*Input rows:*
## Begin

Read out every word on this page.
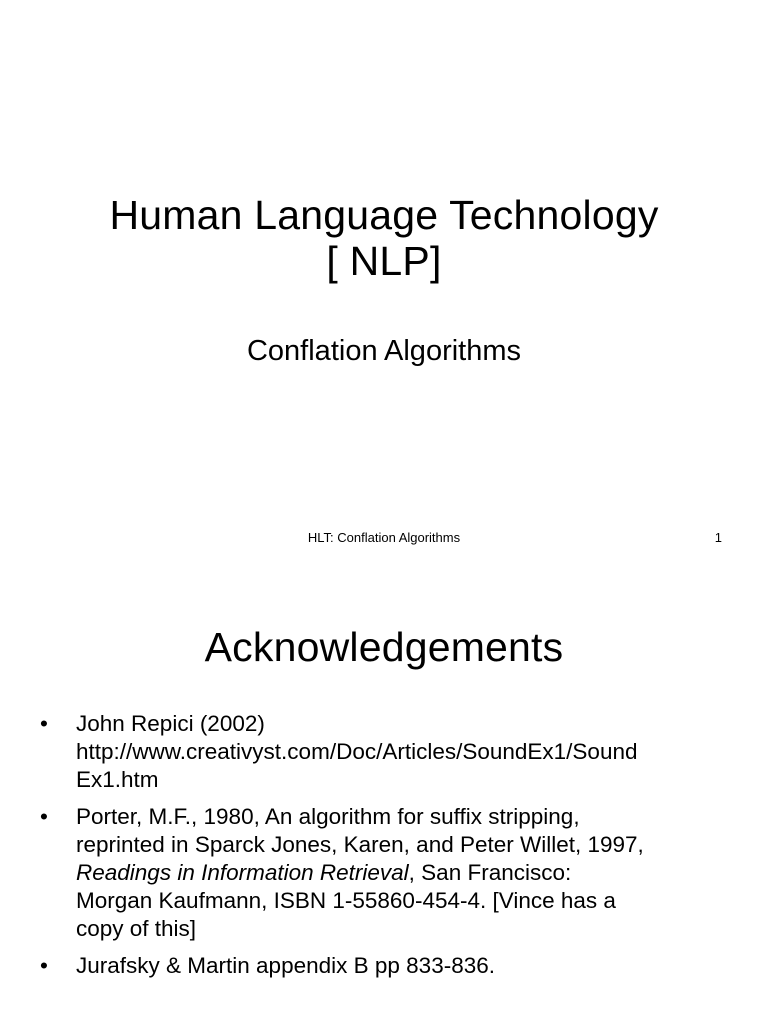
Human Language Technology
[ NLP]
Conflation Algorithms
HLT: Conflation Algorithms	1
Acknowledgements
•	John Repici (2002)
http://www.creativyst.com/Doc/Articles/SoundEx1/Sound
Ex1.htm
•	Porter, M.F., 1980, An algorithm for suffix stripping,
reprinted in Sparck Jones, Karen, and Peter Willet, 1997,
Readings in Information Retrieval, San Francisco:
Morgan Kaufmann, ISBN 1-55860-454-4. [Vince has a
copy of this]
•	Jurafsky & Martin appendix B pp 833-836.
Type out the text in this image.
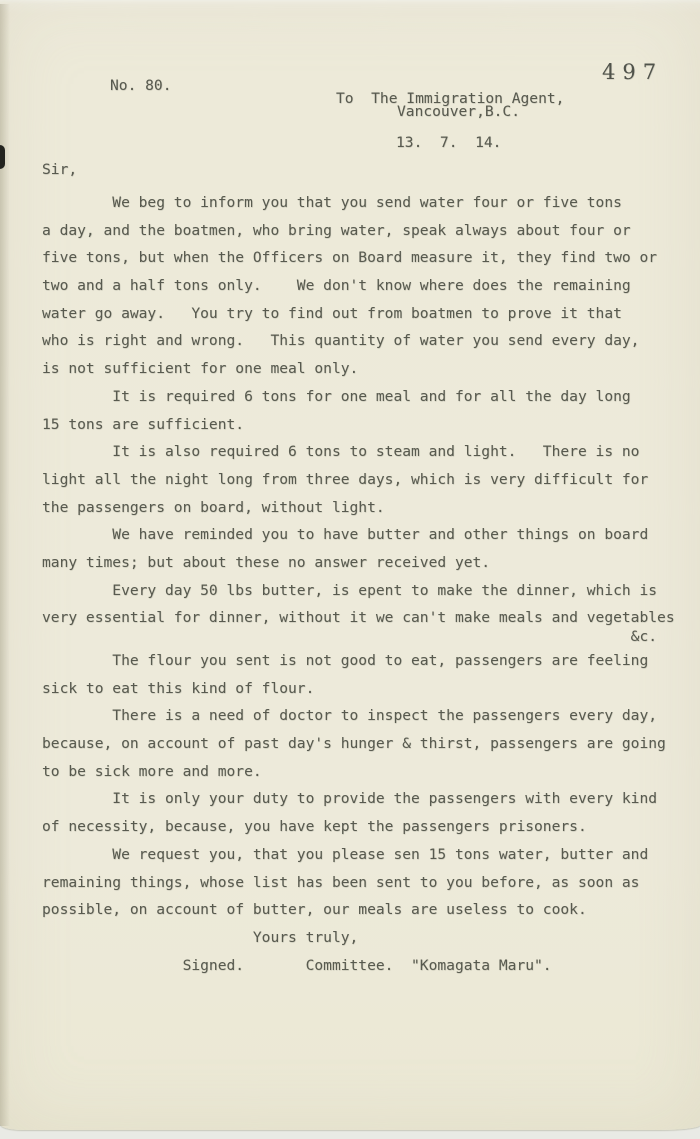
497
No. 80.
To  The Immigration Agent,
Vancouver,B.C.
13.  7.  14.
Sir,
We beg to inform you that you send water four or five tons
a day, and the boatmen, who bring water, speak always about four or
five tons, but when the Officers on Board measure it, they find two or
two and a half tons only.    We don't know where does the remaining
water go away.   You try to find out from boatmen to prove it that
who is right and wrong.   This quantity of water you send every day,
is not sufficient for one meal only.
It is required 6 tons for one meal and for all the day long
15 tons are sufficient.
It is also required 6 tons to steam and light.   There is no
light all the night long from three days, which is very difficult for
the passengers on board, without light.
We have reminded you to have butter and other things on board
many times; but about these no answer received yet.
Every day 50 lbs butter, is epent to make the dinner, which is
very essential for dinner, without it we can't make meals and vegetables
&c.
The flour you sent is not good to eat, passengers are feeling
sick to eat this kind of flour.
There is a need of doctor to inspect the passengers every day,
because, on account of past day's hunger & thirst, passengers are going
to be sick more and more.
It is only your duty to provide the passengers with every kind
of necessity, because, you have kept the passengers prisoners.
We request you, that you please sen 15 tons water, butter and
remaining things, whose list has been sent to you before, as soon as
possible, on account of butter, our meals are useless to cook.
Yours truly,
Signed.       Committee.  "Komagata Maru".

## End
## Begin

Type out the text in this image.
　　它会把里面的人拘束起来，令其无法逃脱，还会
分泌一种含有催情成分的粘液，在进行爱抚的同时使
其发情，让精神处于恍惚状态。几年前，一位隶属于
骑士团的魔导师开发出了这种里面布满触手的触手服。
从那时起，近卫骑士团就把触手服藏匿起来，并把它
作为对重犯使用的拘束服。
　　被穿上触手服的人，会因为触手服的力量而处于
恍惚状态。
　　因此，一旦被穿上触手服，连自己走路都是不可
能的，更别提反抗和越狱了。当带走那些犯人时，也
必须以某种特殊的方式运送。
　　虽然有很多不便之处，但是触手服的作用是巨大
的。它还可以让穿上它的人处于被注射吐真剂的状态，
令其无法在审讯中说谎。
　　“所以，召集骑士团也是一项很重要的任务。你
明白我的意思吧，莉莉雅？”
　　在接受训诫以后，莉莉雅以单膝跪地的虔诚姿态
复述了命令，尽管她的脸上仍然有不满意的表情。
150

## End
## Begin

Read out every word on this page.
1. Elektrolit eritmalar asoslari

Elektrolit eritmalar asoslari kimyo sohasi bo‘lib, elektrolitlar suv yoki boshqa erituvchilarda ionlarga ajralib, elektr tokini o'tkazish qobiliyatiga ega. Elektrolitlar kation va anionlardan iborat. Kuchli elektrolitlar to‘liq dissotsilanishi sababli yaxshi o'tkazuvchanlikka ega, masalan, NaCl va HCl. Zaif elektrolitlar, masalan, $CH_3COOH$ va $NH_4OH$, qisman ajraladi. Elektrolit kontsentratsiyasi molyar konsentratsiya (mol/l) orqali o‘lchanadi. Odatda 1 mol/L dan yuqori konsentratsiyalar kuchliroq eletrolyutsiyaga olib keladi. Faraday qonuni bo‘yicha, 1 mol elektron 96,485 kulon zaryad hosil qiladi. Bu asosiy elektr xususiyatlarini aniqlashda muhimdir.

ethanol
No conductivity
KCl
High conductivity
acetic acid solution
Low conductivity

## End

*Written exercise:* Locate all lines that include the word "light" and copy them out.

*Expected output:*
It is also required 6 tons to steam and light.   There is no
light all the night long from three days, which is very difficult for
the passengers on board, without light.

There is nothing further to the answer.